OBJECTIVE:
Convert the listing, from its first line through the line containing "toc-leader-dots: [497, 621, 1362, 625]", inclusive, into a Markdown table with a Row column numbering each line and an Entry column holding the line itself. Leave out any blank lines.

EXTRACTED RECORDS:
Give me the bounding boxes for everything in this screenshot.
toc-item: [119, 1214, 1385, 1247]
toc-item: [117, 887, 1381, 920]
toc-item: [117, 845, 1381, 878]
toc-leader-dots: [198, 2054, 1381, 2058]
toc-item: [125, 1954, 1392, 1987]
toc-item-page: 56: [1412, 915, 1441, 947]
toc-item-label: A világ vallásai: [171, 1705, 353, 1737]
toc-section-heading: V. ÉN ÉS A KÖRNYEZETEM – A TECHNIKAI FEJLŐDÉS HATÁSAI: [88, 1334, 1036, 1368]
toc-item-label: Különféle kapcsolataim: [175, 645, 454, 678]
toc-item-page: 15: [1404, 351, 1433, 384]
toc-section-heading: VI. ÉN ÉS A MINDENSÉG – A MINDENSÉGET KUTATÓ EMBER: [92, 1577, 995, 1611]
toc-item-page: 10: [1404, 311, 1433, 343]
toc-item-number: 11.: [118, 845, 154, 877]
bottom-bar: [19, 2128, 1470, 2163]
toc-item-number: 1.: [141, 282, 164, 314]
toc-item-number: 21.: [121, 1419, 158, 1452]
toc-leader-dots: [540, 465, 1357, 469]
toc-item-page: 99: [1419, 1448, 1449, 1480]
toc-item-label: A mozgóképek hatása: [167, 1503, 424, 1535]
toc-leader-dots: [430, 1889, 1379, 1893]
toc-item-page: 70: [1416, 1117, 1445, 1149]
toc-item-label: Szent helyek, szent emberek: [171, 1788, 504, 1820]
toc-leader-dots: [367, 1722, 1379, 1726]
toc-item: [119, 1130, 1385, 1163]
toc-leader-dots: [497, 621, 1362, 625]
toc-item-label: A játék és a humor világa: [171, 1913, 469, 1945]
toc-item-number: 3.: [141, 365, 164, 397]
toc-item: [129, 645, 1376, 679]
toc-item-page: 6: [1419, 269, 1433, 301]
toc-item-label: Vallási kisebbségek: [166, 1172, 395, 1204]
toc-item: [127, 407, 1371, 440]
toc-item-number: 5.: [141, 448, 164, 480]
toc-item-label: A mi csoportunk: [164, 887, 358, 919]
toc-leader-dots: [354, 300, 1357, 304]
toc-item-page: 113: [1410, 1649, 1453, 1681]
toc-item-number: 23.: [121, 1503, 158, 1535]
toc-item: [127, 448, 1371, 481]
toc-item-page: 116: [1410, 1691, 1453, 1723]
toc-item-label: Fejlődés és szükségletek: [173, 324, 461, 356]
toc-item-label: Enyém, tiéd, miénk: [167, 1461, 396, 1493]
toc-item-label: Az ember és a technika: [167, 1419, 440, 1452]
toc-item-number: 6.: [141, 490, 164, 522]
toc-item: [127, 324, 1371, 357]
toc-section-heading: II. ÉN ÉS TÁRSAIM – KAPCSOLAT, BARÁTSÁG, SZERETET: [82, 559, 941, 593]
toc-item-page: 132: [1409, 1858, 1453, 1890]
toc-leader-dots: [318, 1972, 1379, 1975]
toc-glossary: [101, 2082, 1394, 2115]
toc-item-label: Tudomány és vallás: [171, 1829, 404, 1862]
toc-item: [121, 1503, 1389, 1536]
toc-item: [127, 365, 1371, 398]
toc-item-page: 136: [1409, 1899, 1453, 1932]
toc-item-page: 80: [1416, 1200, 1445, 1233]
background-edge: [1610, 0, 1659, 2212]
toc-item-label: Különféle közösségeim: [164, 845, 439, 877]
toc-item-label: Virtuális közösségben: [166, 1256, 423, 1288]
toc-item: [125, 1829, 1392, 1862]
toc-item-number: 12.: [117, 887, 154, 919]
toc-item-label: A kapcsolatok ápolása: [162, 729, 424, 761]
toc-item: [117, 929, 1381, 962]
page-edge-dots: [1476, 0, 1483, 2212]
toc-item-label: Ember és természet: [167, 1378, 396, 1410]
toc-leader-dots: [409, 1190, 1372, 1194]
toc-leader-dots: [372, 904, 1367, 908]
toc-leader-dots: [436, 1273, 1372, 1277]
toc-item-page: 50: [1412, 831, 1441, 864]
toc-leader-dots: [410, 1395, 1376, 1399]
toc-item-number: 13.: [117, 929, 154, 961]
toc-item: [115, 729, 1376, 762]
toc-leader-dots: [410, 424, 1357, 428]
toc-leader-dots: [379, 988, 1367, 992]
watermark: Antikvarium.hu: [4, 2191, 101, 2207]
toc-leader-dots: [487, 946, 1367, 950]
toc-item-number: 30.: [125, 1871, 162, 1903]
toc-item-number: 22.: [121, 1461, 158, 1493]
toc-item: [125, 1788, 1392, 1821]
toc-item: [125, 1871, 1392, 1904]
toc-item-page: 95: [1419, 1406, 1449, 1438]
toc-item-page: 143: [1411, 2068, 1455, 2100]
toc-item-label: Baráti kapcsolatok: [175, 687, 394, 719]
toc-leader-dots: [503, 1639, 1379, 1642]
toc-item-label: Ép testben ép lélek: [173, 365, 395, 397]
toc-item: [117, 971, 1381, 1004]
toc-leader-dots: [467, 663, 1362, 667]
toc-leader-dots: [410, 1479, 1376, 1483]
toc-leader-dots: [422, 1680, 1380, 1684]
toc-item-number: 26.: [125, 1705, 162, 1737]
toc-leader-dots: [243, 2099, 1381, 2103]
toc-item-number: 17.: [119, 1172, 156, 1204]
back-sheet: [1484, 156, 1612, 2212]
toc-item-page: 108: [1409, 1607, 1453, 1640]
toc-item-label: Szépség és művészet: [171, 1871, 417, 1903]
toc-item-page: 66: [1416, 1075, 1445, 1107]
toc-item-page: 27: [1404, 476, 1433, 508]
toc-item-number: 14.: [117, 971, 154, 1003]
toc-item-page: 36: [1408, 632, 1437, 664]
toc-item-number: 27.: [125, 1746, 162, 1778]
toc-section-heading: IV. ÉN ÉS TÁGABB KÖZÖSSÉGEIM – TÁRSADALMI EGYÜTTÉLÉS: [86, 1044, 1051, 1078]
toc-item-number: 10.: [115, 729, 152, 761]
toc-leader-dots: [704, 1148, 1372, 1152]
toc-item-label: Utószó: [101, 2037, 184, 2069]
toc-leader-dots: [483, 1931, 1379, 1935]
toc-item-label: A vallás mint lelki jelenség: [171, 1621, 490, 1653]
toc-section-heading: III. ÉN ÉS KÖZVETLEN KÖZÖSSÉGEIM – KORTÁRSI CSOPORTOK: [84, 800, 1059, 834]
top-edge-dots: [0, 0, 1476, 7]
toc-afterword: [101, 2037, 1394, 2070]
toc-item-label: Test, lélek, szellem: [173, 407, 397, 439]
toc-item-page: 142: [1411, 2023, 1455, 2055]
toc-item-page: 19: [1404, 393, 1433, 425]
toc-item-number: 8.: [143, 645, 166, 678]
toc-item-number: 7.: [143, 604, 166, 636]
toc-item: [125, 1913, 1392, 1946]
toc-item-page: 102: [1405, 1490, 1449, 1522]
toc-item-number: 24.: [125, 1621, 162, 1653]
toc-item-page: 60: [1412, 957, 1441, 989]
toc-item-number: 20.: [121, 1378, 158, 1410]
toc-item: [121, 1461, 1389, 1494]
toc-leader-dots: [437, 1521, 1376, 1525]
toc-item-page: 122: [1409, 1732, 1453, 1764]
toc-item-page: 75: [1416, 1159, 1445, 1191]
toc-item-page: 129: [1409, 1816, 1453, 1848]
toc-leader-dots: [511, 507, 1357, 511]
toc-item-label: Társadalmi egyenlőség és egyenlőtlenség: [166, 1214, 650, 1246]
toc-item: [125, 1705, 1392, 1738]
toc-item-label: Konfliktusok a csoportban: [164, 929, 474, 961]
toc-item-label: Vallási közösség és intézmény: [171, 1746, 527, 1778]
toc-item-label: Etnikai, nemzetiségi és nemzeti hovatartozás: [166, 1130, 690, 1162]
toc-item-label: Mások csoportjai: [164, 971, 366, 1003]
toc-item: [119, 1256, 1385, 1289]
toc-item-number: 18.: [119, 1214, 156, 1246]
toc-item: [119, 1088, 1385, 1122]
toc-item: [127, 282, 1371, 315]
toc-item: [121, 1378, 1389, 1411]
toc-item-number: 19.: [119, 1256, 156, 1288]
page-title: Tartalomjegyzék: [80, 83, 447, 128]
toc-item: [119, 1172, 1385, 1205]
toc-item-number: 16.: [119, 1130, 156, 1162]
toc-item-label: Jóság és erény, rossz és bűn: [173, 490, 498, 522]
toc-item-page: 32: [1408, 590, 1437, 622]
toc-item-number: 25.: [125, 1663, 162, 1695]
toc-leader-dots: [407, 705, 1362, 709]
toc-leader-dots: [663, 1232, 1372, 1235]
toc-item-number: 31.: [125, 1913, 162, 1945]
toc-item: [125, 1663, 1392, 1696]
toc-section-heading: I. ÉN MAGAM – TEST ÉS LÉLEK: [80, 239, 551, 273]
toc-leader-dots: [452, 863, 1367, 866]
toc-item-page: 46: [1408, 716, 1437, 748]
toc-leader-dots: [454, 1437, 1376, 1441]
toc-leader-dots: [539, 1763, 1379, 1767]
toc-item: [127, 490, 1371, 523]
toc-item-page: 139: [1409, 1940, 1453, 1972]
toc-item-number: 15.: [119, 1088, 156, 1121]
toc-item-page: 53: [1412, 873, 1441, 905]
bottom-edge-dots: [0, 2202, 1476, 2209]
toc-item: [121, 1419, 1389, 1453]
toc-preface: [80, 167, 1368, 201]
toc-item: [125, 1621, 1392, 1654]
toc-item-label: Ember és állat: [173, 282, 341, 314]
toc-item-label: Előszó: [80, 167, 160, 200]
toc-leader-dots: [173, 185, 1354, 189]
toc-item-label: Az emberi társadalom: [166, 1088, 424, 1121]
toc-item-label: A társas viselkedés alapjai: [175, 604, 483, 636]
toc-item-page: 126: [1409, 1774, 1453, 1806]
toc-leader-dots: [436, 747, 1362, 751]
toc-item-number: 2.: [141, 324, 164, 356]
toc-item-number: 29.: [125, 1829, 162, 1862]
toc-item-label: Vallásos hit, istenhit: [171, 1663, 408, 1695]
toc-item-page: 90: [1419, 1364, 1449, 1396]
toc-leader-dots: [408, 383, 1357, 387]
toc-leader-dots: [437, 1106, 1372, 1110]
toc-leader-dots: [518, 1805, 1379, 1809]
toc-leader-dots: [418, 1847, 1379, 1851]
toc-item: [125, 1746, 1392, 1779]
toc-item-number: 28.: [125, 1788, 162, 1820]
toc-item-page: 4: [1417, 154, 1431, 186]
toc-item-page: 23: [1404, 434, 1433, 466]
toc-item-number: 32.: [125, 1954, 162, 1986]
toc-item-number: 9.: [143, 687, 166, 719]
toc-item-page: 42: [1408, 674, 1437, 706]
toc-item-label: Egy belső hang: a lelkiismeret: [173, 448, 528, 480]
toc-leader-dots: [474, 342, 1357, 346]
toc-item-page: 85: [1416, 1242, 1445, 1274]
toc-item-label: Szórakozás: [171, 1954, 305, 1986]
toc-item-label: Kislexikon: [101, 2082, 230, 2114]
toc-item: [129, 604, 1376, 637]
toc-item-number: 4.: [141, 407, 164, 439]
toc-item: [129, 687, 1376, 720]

TASK RESULT:
| Row | Entry |
|---|---|
| 1 | Give me the bounding boxes for everything in this screenshot. |
| 2 | toc-item: [119, 1214, 1385, 1247] |
| 3 | toc-item: [117, 887, 1381, 920] |
| 4 | toc-item: [117, 845, 1381, 878] |
| 5 | toc-leader-dots: [198, 2054, 1381, 2058] |
| 6 | toc-item: [125, 1954, 1392, 1987] |
| 7 | toc-item-page: 56: [1412, 915, 1441, 947] |
| 8 | toc-item-label: A világ vallásai: [171, 1705, 353, 1737] |
| 9 | toc-section-heading: V. ÉN ÉS A KÖRNYEZETEM – A TECHNIKAI FEJLŐDÉS HATÁSAI: [88, 1334, 1036, 1368] |
| 10 | toc-item-label: Különféle kapcsolataim: [175, 645, 454, 678] |
| 11 | toc-item-page: 15: [1404, 351, 1433, 384] |
| 12 | toc-section-heading: VI. ÉN ÉS A MINDENSÉG – A MINDENSÉGET KUTATÓ EMBER: [92, 1577, 995, 1611] |
| 13 | toc-item-page: 10: [1404, 311, 1433, 343] |
| 14 | toc-item-number: 11.: [118, 845, 154, 877] |
| 15 | bottom-bar: [19, 2128, 1470, 2163] |
| 16 | toc-item-number: 1.: [141, 282, 164, 314] |
| 17 | toc-item-number: 21.: [121, 1419, 158, 1452] |
| 18 | toc-leader-dots: [540, 465, 1357, 469] |
| 19 | toc-item-page: 99: [1419, 1448, 1449, 1480] |
| 20 | toc-item-label: A mozgóképek hatása: [167, 1503, 424, 1535] |
| 21 | toc-leader-dots: [430, 1889, 1379, 1893] |
| 22 | toc-item-page: 70: [1416, 1117, 1445, 1149] |
| 23 | toc-item-label: Szent helyek, szent emberek: [171, 1788, 504, 1820] |
| 24 | toc-leader-dots: [367, 1722, 1379, 1726] |
| 25 | toc-item: [119, 1130, 1385, 1163] |
| 26 | toc-leader-dots: [497, 621, 1362, 625] |